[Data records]
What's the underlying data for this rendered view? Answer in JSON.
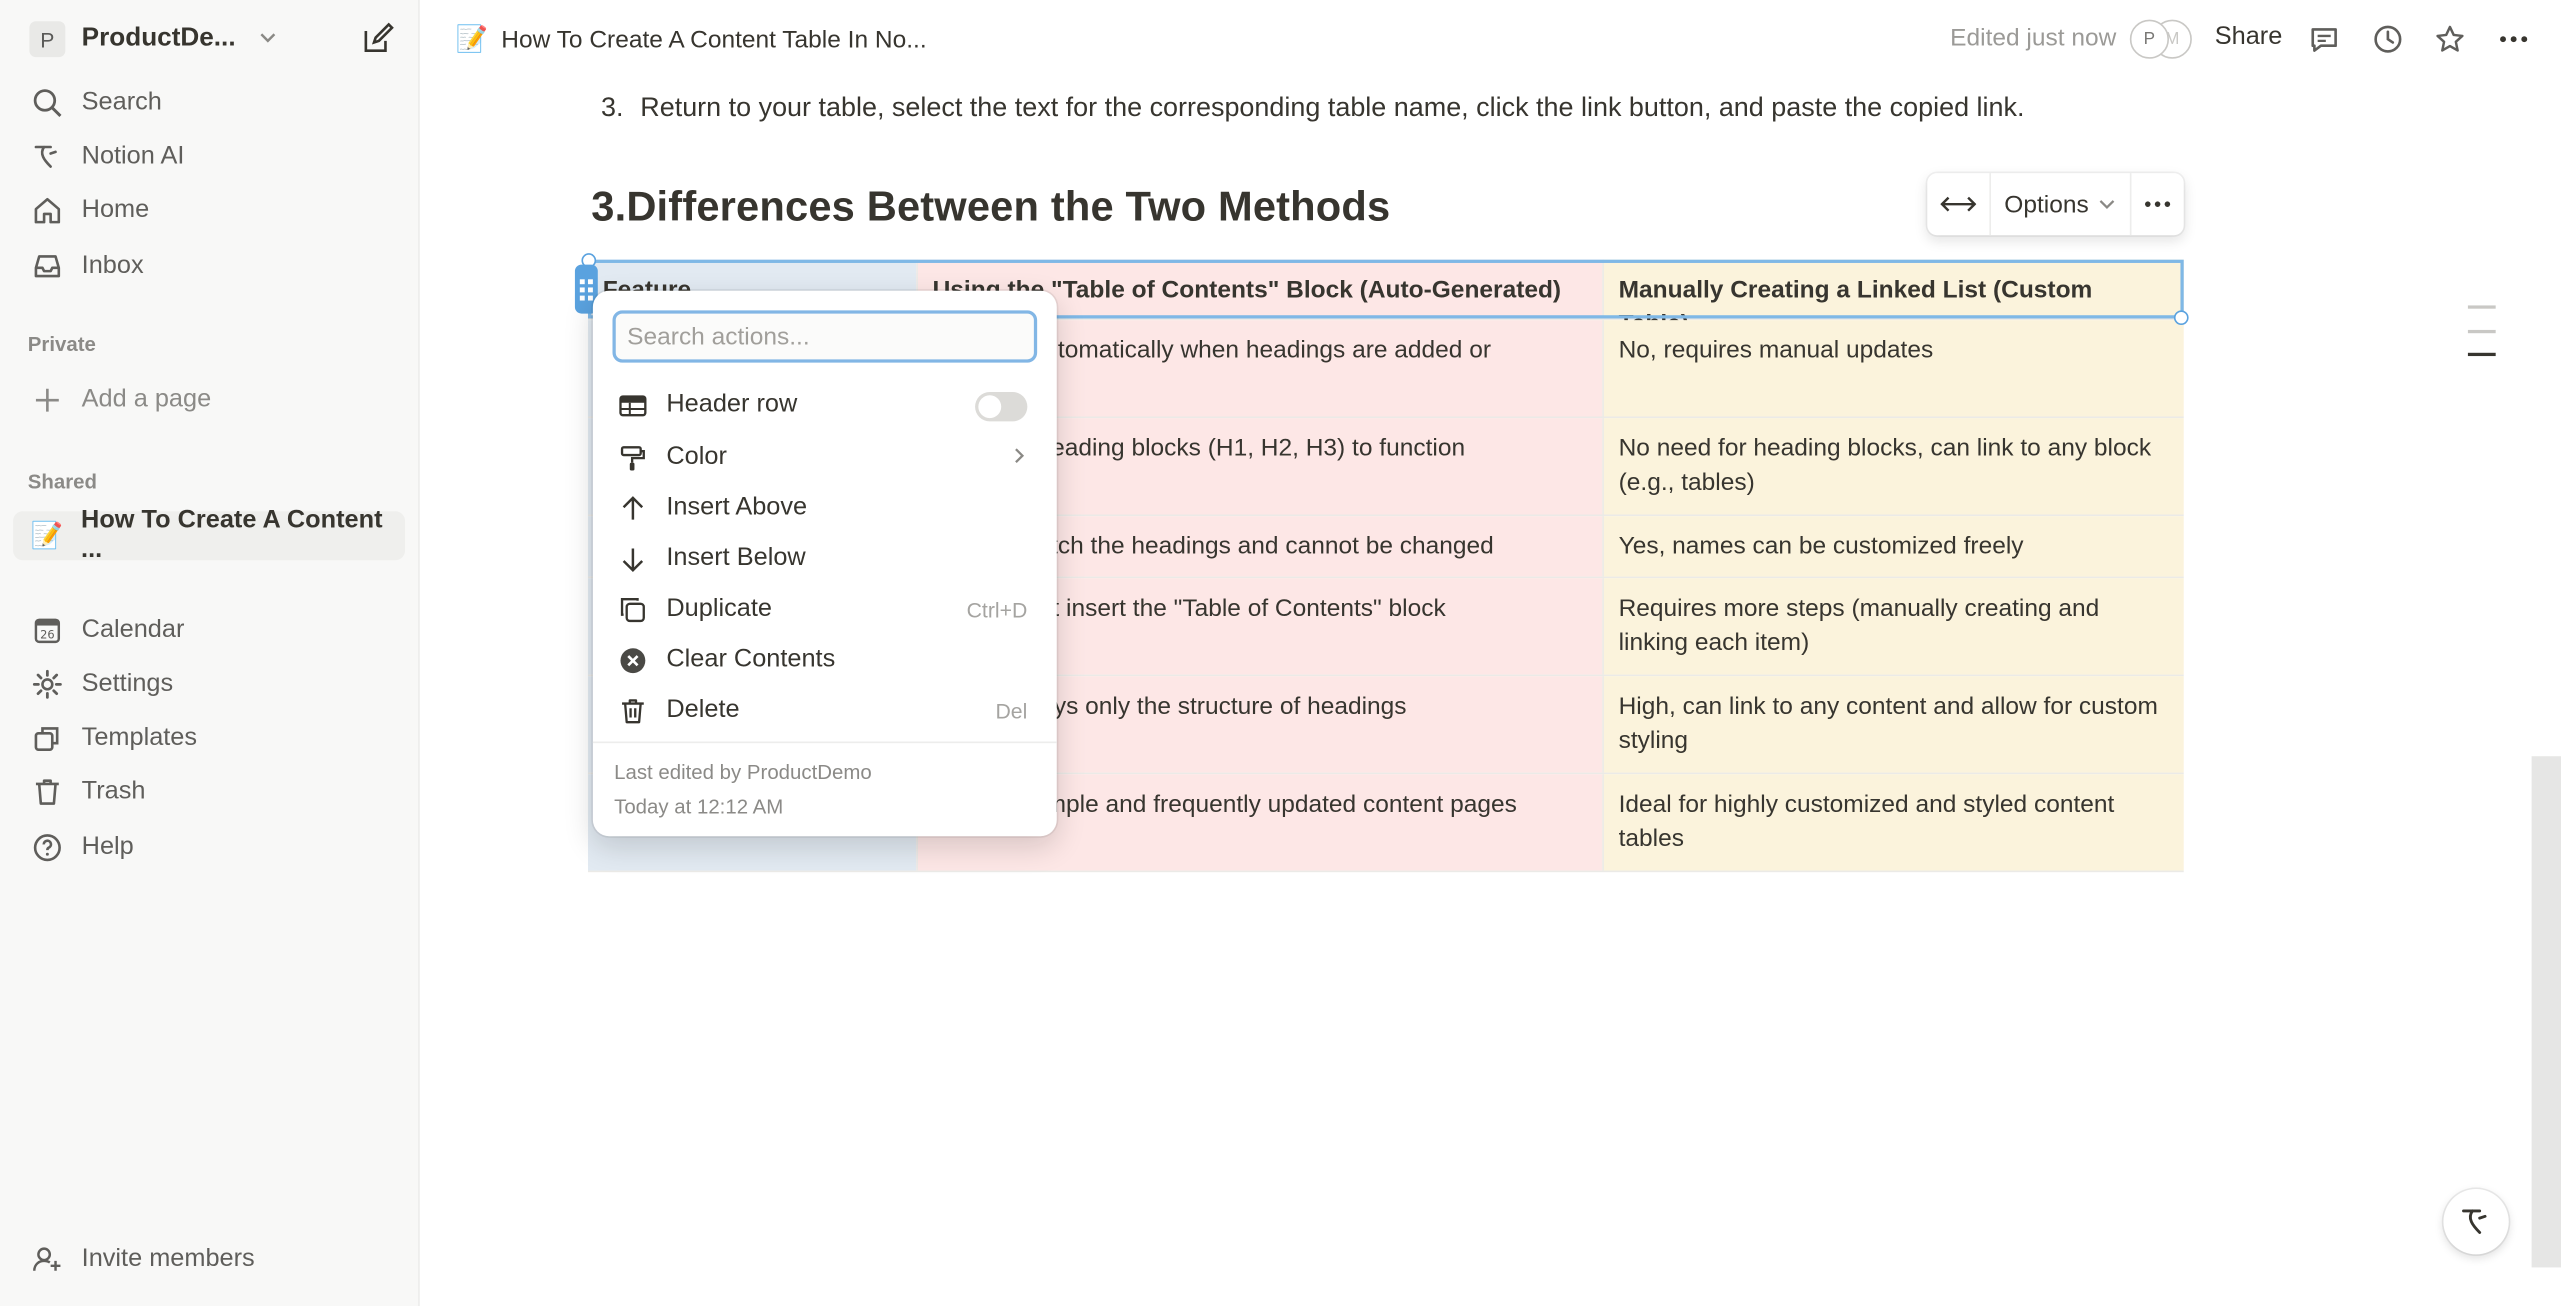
{
  "workspace": {
    "avatar_letter": "P",
    "name": "ProductDe..."
  },
  "sidebar": {
    "nav": [
      {
        "label": "Search",
        "icon": "search-icon"
      },
      {
        "label": "Notion AI",
        "icon": "notion-ai-icon"
      },
      {
        "label": "Home",
        "icon": "home-icon"
      },
      {
        "label": "Inbox",
        "icon": "inbox-icon"
      }
    ],
    "private_label": "Private",
    "add_page": "Add a page",
    "shared_label": "Shared",
    "shared_page": {
      "emoji": "📝",
      "label": "How To Create A Content ..."
    },
    "bottom_nav": [
      {
        "label": "Calendar",
        "icon": "calendar-icon",
        "badge": "26"
      },
      {
        "label": "Settings",
        "icon": "gear-icon"
      },
      {
        "label": "Templates",
        "icon": "templates-icon"
      },
      {
        "label": "Trash",
        "icon": "trash-icon"
      },
      {
        "label": "Help",
        "icon": "help-icon"
      }
    ],
    "invite": "Invite members"
  },
  "topbar": {
    "emoji": "📝",
    "breadcrumb": "How To Create A Content Table In No...",
    "edited": "Edited just now",
    "avatars": [
      "P",
      "M"
    ],
    "share": "Share"
  },
  "content": {
    "step_number": "3.",
    "step_text": "Return to your table, select the text for the corresponding table name, click the link button, and paste the copied link.",
    "heading": "3.Differences Between the Two Methods"
  },
  "table_toolbar": {
    "options_label": "Options"
  },
  "table": {
    "headers": [
      "Feature",
      "Using the \"Table of Contents\" Block (Auto-Generated)",
      "Manually Creating a Linked List (Custom Table)"
    ],
    "rows": [
      [
        "",
        "Updates automatically when headings are added or",
        "No, requires manual updates"
      ],
      [
        "",
        "Requires heading blocks (H1, H2, H3) to function",
        "No need for heading blocks, can link to any block (e.g., tables)"
      ],
      [
        "",
        "Names match the headings and cannot be changed",
        "Yes, names can be customized freely"
      ],
      [
        "",
        "Simple, just insert the \"Table of Contents\" block",
        "Requires more steps (manually creating and linking each item)"
      ],
      [
        "",
        "Low, displays only the structure of headings",
        "High, can link to any content and allow for custom styling"
      ],
      [
        "",
        "Ideal for simple and frequently updated content pages",
        "Ideal for highly customized and styled content tables"
      ]
    ]
  },
  "context_menu": {
    "search_placeholder": "Search actions...",
    "items": [
      {
        "label": "Header row",
        "icon": "table-icon"
      },
      {
        "label": "Color",
        "icon": "paint-roller-icon"
      },
      {
        "label": "Insert Above",
        "icon": "arrow-up-icon"
      },
      {
        "label": "Insert Below",
        "icon": "arrow-down-icon"
      },
      {
        "label": "Duplicate",
        "icon": "duplicate-icon",
        "shortcut": "Ctrl+D"
      },
      {
        "label": "Clear Contents",
        "icon": "clear-icon"
      },
      {
        "label": "Delete",
        "icon": "trash-icon",
        "shortcut": "Del"
      }
    ],
    "footer_line1": "Last edited by ProductDemo",
    "footer_line2": "Today at 12:12 AM"
  },
  "colors": {
    "feature_col": "#e2eaf2",
    "toc_col": "#fde7e6",
    "manual_col": "#fbf3dc",
    "selection": "#5aa2df"
  }
}
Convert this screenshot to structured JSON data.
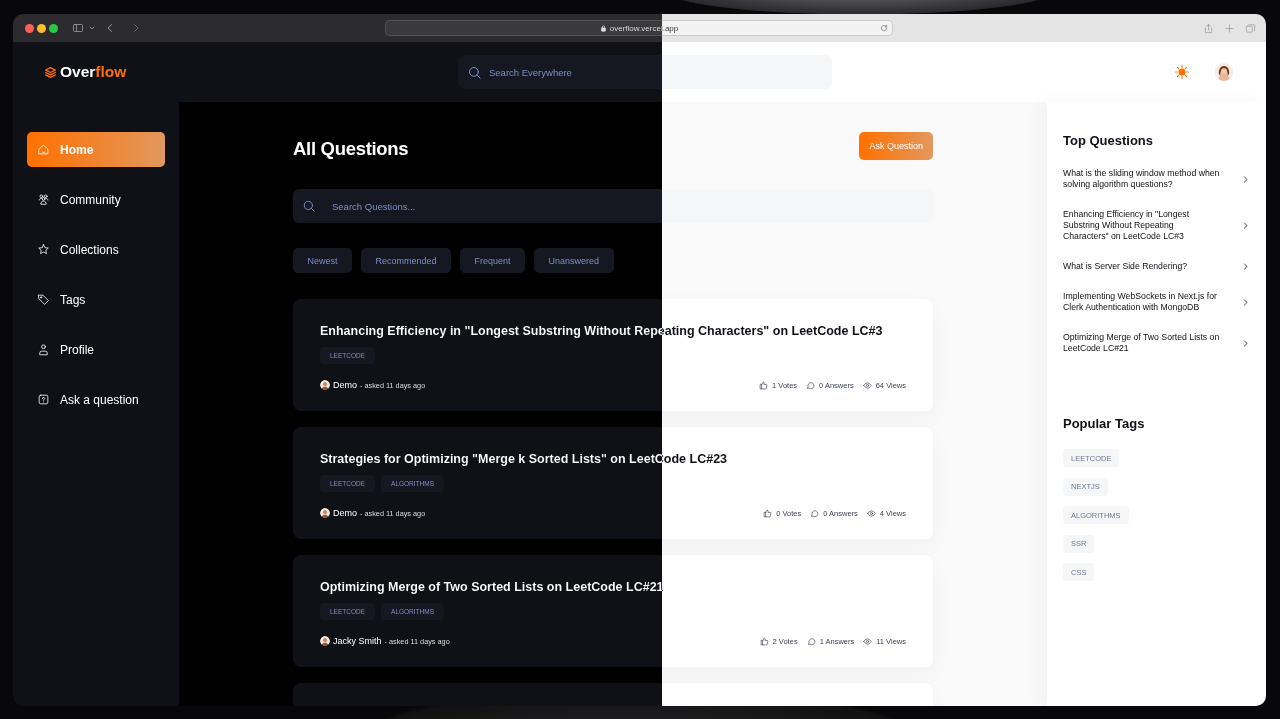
{
  "browser": {
    "url": "overflow.vercel.app"
  },
  "header": {
    "logo_text": "Over",
    "logo_accent": "flow",
    "search": {
      "placeholder": "Search Everywhere"
    }
  },
  "sidebar": {
    "items": [
      {
        "label": "Home",
        "selected": true
      },
      {
        "label": "Community",
        "selected": false
      },
      {
        "label": "Collections",
        "selected": false
      },
      {
        "label": "Tags",
        "selected": false
      },
      {
        "label": "Profile",
        "selected": false
      },
      {
        "label": "Ask a question",
        "selected": false
      }
    ]
  },
  "main": {
    "title": "All Questions",
    "ask_button": "Ask Question",
    "search": {
      "placeholder": "Search Questions..."
    },
    "filters": [
      {
        "label": "Newest",
        "selected": false
      },
      {
        "label": "Recommended",
        "selected": false
      },
      {
        "label": "Frequent",
        "selected": false
      },
      {
        "label": "Unanswered",
        "selected": false
      }
    ],
    "questions": [
      {
        "kind": "full",
        "title": "Enhancing Efficiency in \"Longest Substring Without Repeating Characters\" on LeetCode LC#3",
        "tags": [
          "LEETCODE"
        ],
        "author": "Demo",
        "asked": "- asked 11 days ago",
        "votes": "1 Votes",
        "answers": "0 Answers",
        "views": "64 Views"
      },
      {
        "kind": "full",
        "title": "Strategies for Optimizing \"Merge k Sorted Lists\" on LeetCode LC#23",
        "tags": [
          "LEETCODE",
          "ALGORITHMS"
        ],
        "author": "Demo",
        "asked": "- asked 11 days ago",
        "votes": "0 Votes",
        "answers": "0 Answers",
        "views": "4 Views"
      },
      {
        "kind": "full",
        "title": "Optimizing Merge of Two Sorted Lists on LeetCode LC#21",
        "tags": [
          "LEETCODE",
          "ALGORITHMS"
        ],
        "author": "Jacky Smith",
        "asked": "- asked 11 days ago",
        "votes": "2 Votes",
        "answers": "1 Answers",
        "views": "11 Views"
      },
      {
        "kind": "cut"
      }
    ]
  },
  "right": {
    "top_questions": {
      "title": "Top Questions",
      "items": [
        "What is the sliding window method when solving algorithm questions?",
        "Enhancing Efficiency in \"Longest Substring Without Repeating Characters\" on LeetCode LC#3",
        "What is Server Side Rendering?",
        "Implementing WebSockets in Next.js for Clerk Authentication with MongoDB",
        "Optimizing Merge of Two Sorted Lists on LeetCode LC#21"
      ]
    },
    "popular_tags": {
      "title": "Popular Tags",
      "tags": [
        "LEETCODE",
        "NEXTJS",
        "ALGORITHMS",
        "SSR",
        "CSS"
      ]
    }
  }
}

§ **Stated task**: Where a line of the data holds "JSON", show that line.

§ **Response**:
What's the underlying data for this rendered view? Answer in JSON.
Convert this screenshot to structured JSON data.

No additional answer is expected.